### What to do
Output all the entries word for word. Omit the pictures.

Stored data entries
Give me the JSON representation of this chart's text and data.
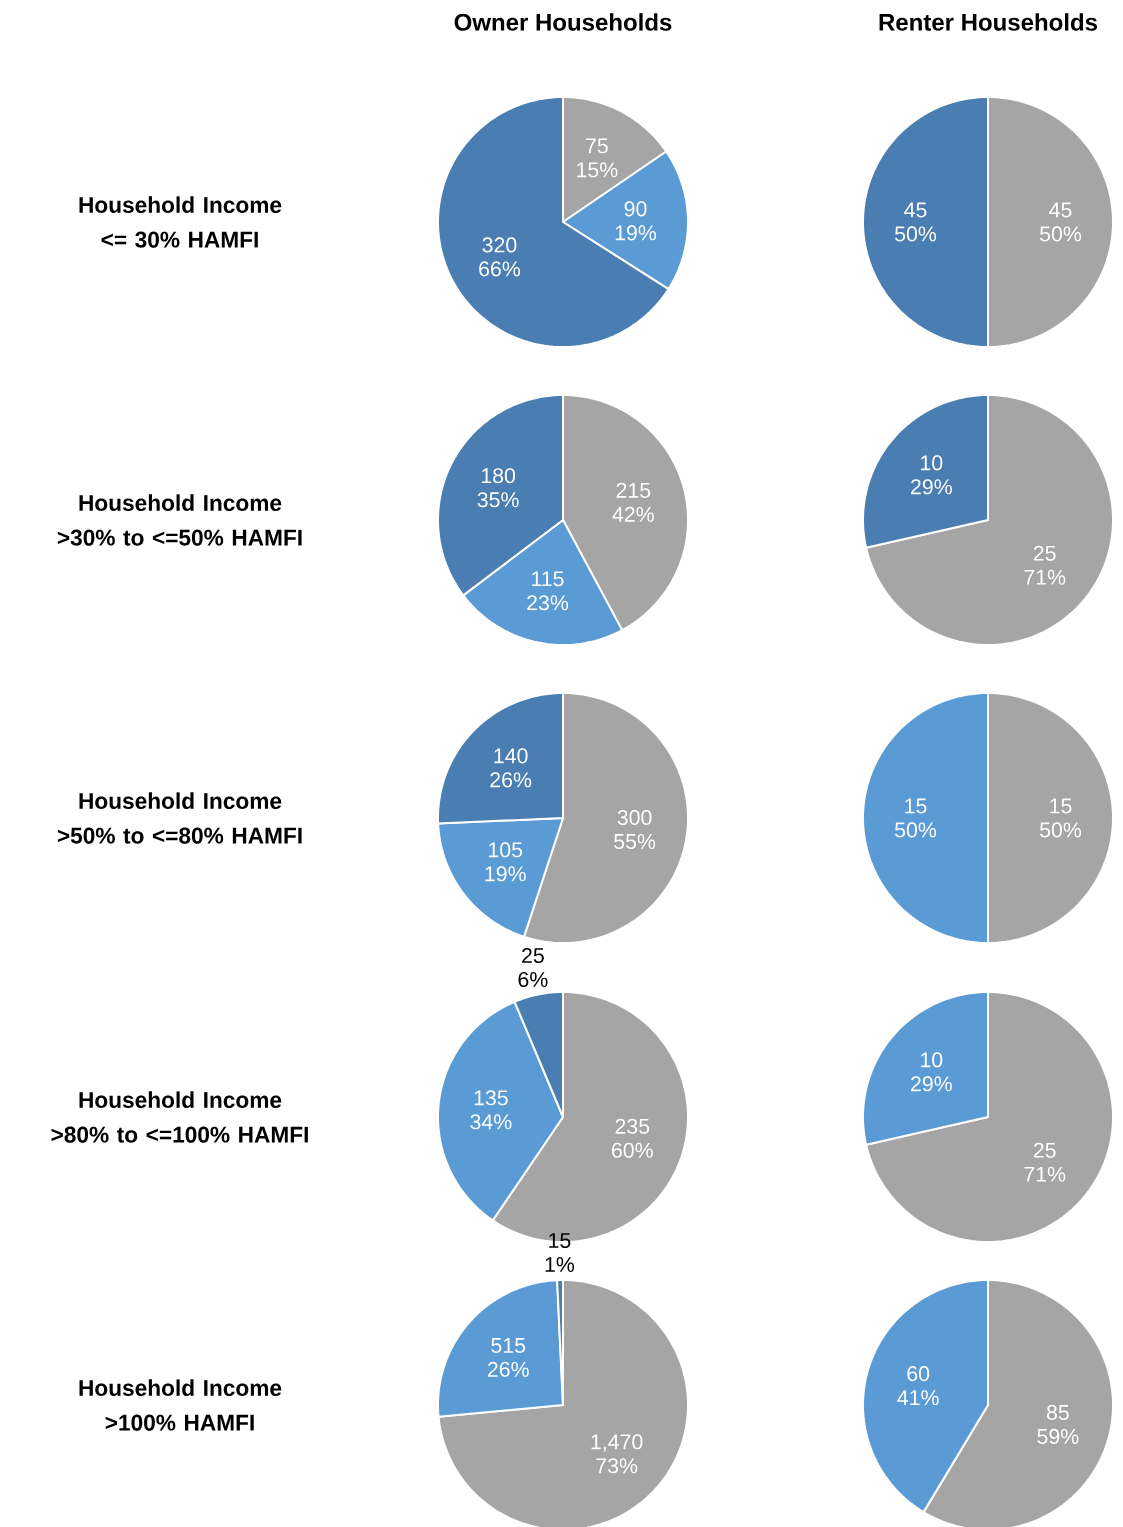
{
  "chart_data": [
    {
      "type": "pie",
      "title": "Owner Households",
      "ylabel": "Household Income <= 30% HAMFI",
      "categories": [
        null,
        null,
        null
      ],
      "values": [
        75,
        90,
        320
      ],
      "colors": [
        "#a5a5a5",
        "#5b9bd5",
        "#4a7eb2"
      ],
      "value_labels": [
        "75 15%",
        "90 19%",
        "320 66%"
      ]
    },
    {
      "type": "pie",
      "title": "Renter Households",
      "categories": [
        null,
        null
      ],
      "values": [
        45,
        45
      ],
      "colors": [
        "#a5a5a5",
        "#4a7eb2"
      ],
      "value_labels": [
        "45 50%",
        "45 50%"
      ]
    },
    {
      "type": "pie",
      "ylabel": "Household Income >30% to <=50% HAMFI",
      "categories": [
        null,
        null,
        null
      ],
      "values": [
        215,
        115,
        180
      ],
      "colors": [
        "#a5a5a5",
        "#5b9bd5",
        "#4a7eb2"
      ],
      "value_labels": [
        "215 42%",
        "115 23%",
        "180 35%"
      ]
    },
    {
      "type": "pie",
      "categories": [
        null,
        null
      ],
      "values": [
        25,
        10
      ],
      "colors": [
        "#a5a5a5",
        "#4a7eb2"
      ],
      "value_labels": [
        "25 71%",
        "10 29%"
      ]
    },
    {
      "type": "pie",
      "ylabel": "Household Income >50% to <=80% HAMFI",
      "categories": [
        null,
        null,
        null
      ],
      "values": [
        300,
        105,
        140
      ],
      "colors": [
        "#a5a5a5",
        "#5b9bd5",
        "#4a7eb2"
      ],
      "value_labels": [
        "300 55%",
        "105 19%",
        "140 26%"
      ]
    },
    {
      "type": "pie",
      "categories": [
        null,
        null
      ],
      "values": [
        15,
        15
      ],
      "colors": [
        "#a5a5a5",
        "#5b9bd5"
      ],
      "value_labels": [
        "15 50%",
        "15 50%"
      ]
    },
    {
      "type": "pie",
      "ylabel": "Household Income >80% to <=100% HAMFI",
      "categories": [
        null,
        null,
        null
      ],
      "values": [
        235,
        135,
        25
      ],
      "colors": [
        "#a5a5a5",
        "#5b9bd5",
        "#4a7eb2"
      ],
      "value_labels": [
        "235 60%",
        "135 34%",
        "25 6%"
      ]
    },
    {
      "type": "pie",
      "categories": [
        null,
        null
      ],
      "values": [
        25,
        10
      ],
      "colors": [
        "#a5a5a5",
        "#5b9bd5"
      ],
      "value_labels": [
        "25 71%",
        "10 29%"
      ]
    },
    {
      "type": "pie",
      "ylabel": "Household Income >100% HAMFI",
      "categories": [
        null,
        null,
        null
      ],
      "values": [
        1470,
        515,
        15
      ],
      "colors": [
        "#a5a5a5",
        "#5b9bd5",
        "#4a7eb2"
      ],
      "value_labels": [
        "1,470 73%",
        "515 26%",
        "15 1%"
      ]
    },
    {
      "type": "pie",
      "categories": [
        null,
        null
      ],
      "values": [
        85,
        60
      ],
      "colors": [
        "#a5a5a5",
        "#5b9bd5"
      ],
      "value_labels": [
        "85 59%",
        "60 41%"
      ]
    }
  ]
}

### Response to the exercise
Give me the JSON representation of this chart's text and data.
{
  "chart_data": [
    {
      "type": "pie",
      "title": "Owner Households",
      "ylabel": "Household Income <= 30% HAMFI",
      "categories": [
        null,
        null,
        null
      ],
      "values": [
        75,
        90,
        320
      ],
      "colors": [
        "#a5a5a5",
        "#5b9bd5",
        "#4a7eb2"
      ],
      "value_labels": [
        "75 15%",
        "90 19%",
        "320 66%"
      ]
    },
    {
      "type": "pie",
      "title": "Renter Households",
      "categories": [
        null,
        null
      ],
      "values": [
        45,
        45
      ],
      "colors": [
        "#a5a5a5",
        "#4a7eb2"
      ],
      "value_labels": [
        "45 50%",
        "45 50%"
      ]
    },
    {
      "type": "pie",
      "ylabel": "Household Income >30% to <=50% HAMFI",
      "categories": [
        null,
        null,
        null
      ],
      "values": [
        215,
        115,
        180
      ],
      "colors": [
        "#a5a5a5",
        "#5b9bd5",
        "#4a7eb2"
      ],
      "value_labels": [
        "215 42%",
        "115 23%",
        "180 35%"
      ]
    },
    {
      "type": "pie",
      "categories": [
        null,
        null
      ],
      "values": [
        25,
        10
      ],
      "colors": [
        "#a5a5a5",
        "#4a7eb2"
      ],
      "value_labels": [
        "25 71%",
        "10 29%"
      ]
    },
    {
      "type": "pie",
      "ylabel": "Household Income >50% to <=80% HAMFI",
      "categories": [
        null,
        null,
        null
      ],
      "values": [
        300,
        105,
        140
      ],
      "colors": [
        "#a5a5a5",
        "#5b9bd5",
        "#4a7eb2"
      ],
      "value_labels": [
        "300 55%",
        "105 19%",
        "140 26%"
      ]
    },
    {
      "type": "pie",
      "categories": [
        null,
        null
      ],
      "values": [
        15,
        15
      ],
      "colors": [
        "#a5a5a5",
        "#5b9bd5"
      ],
      "value_labels": [
        "15 50%",
        "15 50%"
      ]
    },
    {
      "type": "pie",
      "ylabel": "Household Income >80% to <=100% HAMFI",
      "categories": [
        null,
        null,
        null
      ],
      "values": [
        235,
        135,
        25
      ],
      "colors": [
        "#a5a5a5",
        "#5b9bd5",
        "#4a7eb2"
      ],
      "value_labels": [
        "235 60%",
        "135 34%",
        "25 6%"
      ]
    },
    {
      "type": "pie",
      "categories": [
        null,
        null
      ],
      "values": [
        25,
        10
      ],
      "colors": [
        "#a5a5a5",
        "#5b9bd5"
      ],
      "value_labels": [
        "25 71%",
        "10 29%"
      ]
    },
    {
      "type": "pie",
      "ylabel": "Household Income >100% HAMFI",
      "categories": [
        null,
        null,
        null
      ],
      "values": [
        1470,
        515,
        15
      ],
      "colors": [
        "#a5a5a5",
        "#5b9bd5",
        "#4a7eb2"
      ],
      "value_labels": [
        "1,470 73%",
        "515 26%",
        "15 1%"
      ]
    },
    {
      "type": "pie",
      "categories": [
        null,
        null
      ],
      "values": [
        85,
        60
      ],
      "colors": [
        "#a5a5a5",
        "#5b9bd5"
      ],
      "value_labels": [
        "85 59%",
        "60 41%"
      ]
    }
  ]
}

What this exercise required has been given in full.